> [EXTRAIT DU DOCUMENT]:

###

En tout cas, Apollos, renforcé et éclairé dans sa foi par l’instruction reçue de Priscille et d’Aquila, met désormais ses talents au service de la proclamation de la foi intégrale. Désireux de se rendre en Achaïe, « les frères l’approuvèrent et écrivirent aux disciples de bien le recevoir. Quand il fut arrivé, il fut d’un grand secours à ceux qui avaient cru par la grâce, car il réfutait vigoureusement les Juifs en public, démontrant par les Écritures que Jésus est le Christ » (Ac 18, 27-28). Sa prédication à Éphèse est si intense et efficace que Paul pourra dire en toute vérité : « Moi, j’ai planté ; Apollos a arrosé » (1 Co 3, 6). Il est vrai que certains s’attachèrent trop à lui, au point de former un parti « pro Apollos », qui contraint Paul à intervenir : « Quand l’un dit : « Moi, je suis pour Paul ! » et l’autre : « Moi, pour Apollos ! », qu’êtes-vous sinon des hommes ? Qu’est-ce donc qu’Apollos ? Et qu’est-ce que Paul ? Des serviteurs, qui vous ont transmis la foi, et chacun d’eux proportionnellement au don du Seigneur » (1 Co 3, 4-5). En définitive, « c’est Dieu qui a fait pousser » (1 Co 3, 6), qui donne la croissance ; c’est lui qui, « dans sa bienveillance, produit en vous et le vouloir et le faire » (Ph 2, 13).

###

> [DONNÉES DE LA TÂCHE]:
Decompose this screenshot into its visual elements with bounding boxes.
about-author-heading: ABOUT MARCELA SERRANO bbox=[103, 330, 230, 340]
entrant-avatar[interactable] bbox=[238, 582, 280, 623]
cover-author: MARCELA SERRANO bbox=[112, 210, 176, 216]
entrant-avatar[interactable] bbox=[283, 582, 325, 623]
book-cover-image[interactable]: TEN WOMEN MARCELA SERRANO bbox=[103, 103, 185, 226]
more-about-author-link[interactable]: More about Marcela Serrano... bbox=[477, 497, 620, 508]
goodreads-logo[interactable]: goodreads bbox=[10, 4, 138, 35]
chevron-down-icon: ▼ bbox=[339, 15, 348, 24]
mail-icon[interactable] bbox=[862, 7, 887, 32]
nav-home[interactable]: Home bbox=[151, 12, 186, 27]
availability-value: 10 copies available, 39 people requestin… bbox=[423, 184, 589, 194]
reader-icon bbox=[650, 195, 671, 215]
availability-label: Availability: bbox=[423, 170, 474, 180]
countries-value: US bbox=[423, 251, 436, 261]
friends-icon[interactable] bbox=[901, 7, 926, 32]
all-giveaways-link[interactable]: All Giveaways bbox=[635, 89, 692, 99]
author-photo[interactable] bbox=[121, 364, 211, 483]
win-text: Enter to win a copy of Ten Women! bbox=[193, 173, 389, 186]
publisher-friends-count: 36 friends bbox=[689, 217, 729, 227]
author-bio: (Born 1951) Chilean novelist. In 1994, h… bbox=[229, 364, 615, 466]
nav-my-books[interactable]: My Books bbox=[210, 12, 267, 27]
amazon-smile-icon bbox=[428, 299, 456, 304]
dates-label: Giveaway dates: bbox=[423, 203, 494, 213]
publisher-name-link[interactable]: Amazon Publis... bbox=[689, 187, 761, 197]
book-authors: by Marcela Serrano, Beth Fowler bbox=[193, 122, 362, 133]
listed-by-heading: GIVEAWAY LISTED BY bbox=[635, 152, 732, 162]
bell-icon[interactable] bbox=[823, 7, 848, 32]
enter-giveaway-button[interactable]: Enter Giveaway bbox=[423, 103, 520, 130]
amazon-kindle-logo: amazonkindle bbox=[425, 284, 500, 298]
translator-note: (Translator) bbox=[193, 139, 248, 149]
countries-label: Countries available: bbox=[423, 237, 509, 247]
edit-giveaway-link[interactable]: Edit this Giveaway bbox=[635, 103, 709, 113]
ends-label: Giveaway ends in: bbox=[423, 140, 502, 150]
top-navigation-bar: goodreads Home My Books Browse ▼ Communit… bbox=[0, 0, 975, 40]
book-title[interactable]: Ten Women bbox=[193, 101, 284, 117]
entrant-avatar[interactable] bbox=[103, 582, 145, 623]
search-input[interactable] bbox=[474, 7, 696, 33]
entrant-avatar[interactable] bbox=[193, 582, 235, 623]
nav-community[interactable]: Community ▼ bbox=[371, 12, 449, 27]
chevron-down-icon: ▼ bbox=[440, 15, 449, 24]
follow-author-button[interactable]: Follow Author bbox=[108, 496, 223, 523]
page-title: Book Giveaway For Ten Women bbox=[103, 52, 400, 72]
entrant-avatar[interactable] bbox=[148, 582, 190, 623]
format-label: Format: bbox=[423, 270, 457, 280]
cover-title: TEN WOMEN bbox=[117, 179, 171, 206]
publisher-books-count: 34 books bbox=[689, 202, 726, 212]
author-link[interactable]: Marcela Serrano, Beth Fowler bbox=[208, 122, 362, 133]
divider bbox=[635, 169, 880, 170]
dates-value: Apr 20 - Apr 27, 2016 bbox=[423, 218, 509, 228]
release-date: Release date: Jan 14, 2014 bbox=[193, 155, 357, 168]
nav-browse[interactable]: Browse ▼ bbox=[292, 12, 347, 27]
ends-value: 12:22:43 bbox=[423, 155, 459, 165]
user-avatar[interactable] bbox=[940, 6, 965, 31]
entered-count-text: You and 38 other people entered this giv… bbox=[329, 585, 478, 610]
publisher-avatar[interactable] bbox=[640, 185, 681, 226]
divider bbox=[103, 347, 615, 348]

###

> [CONSIGNE ÉCRITE A]: Pour chacune des affirmations suivantes, indiquez par oui ou par non si elle concorde avec l’extrait sur Apollos, en citant mot pour mot les termes décisifs de l’extrait. (i) Les frères ont approuvé le départ d’Apollos pour l’Achaïe. (ii) Selon Paul, c’est Apollos qui a planté. (iii) Apollos démontrait par les Écritures que Jésus est le Christ.
> [CONSIGNE ÉCRITE B]: Reproduisez à l’identique tout ce qui va du début des entrées jusqu’à la ligne contenant « cover-author: MARCELA SERRANO », celle-ci comprise.
Les entrées n’ont aucun lien avec l’extrait.

> [RÉPONSE COMPLÈTE A]:
(i) Oui : « les frères l’approuvèrent et écrivirent aux disciples de bien le recevoir ».
(ii) Non : « Moi, j’ai planté ; Apollos a arrosé ».
(iii) Oui : « démontrant par les Écritures que Jésus est le Christ ».

> [RÉPONSE COMPLÈTE B]:
Decompose this screenshot into its visual elements with bounding boxes.
about-author-heading: ABOUT MARCELA SERRANO bbox=[103, 330, 230, 340]
entrant-avatar[interactable] bbox=[238, 582, 280, 623]
cover-author: MARCELA SERRANO bbox=[112, 210, 176, 216]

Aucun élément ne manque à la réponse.